Exercise objective:
Copy each line of the records that holds the string "быть".

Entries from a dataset
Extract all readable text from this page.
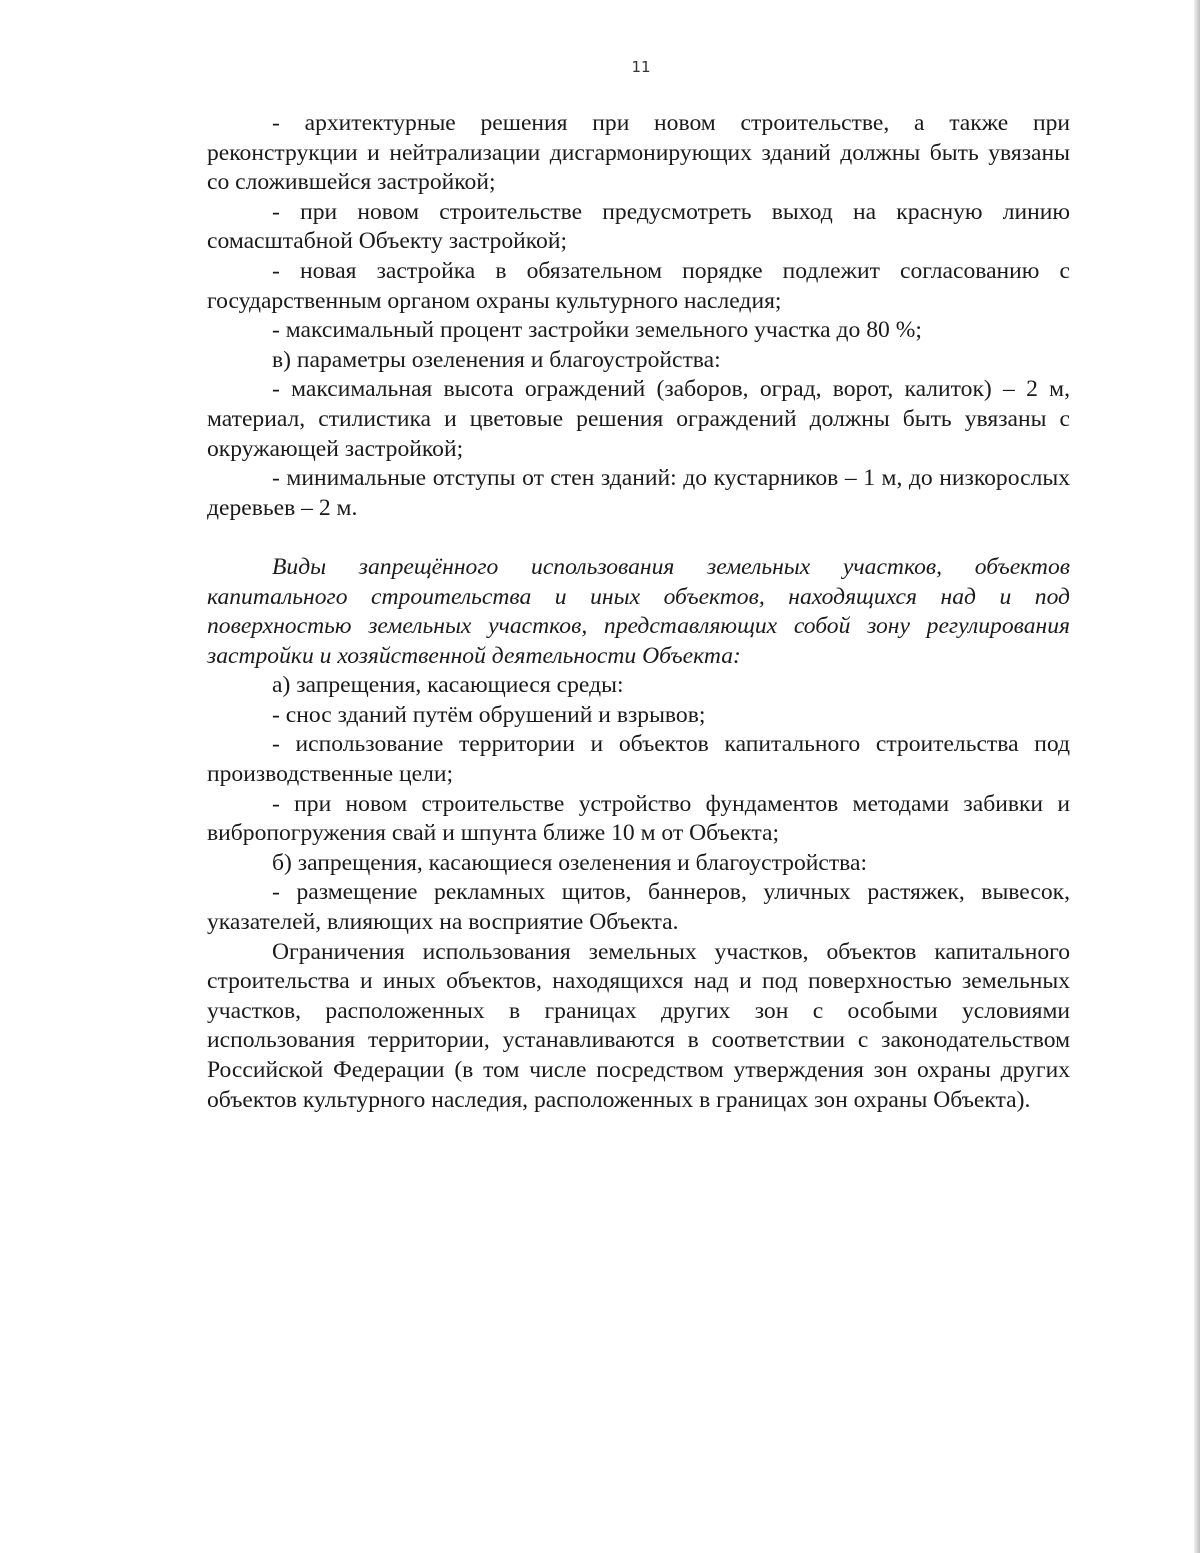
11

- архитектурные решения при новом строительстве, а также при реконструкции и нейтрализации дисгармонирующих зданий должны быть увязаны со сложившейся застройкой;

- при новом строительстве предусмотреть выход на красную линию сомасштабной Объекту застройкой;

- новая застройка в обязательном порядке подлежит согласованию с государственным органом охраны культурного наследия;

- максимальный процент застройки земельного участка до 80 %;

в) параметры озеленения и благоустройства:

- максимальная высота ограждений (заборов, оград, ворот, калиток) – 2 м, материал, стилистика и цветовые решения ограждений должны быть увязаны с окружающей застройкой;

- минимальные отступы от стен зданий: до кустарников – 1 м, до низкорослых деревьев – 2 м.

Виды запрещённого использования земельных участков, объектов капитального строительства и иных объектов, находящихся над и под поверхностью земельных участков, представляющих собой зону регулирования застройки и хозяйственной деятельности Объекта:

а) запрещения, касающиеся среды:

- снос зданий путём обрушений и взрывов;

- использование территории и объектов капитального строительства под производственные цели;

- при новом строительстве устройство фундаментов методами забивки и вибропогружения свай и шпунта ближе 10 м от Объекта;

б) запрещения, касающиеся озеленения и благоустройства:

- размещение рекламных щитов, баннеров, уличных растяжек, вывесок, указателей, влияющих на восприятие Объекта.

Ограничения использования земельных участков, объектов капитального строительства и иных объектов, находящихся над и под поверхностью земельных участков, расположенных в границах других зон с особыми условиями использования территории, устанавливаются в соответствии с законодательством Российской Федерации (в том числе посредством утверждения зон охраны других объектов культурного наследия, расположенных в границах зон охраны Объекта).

==

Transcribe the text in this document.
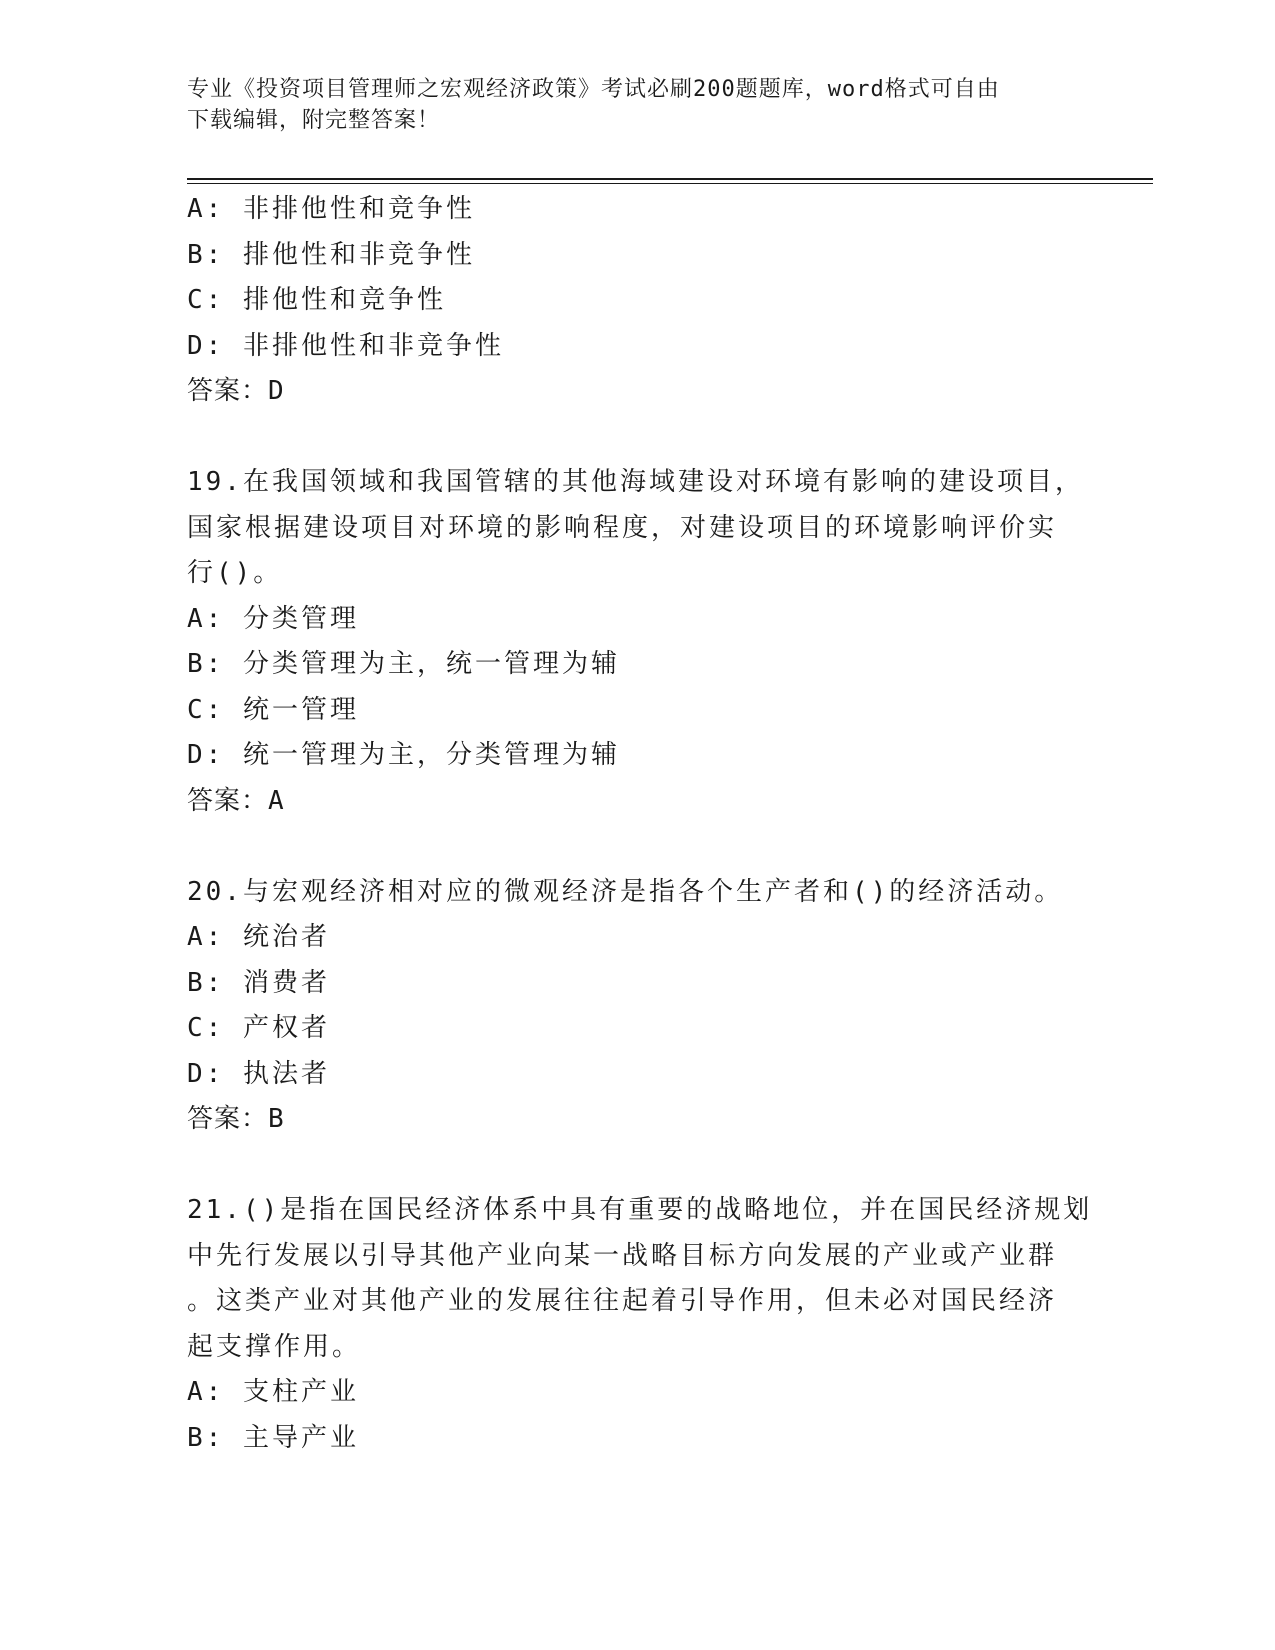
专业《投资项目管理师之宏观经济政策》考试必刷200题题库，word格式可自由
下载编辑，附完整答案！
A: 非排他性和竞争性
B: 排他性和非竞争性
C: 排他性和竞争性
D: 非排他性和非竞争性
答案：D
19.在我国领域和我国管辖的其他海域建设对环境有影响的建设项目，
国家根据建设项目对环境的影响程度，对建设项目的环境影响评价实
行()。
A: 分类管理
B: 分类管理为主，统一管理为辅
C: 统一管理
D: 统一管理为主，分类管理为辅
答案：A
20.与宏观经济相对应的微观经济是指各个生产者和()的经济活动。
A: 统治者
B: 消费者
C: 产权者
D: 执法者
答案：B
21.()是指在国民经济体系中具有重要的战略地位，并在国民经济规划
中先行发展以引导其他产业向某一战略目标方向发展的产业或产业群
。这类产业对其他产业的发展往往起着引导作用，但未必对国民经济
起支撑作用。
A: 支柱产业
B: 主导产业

--

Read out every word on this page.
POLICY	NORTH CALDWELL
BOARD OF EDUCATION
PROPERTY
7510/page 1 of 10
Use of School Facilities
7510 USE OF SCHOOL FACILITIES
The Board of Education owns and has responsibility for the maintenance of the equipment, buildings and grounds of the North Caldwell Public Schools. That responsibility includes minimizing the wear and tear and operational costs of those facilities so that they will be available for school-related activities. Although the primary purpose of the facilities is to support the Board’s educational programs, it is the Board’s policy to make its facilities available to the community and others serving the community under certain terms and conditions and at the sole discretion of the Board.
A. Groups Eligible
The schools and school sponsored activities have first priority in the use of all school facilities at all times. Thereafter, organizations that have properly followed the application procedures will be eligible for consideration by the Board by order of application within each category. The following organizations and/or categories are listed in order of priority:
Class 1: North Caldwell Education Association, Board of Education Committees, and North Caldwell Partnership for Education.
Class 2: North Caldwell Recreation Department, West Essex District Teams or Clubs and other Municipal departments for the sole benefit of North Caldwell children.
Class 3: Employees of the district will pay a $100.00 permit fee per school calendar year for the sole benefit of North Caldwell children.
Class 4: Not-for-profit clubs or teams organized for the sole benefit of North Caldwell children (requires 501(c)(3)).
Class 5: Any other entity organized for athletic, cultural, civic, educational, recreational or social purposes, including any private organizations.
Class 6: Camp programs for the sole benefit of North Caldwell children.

Result:
- архитектурные решения при новом строительстве, а также при реконструкции и нейтрализации дисгармонирующих зданий должны быть увязаны со сложившейся застройкой;
- максимальная высота ограждений (заборов, оград, ворот, калиток) – 2 м, материал, стилистика и цветовые решения ограждений должны быть увязаны с окружающей застройкой;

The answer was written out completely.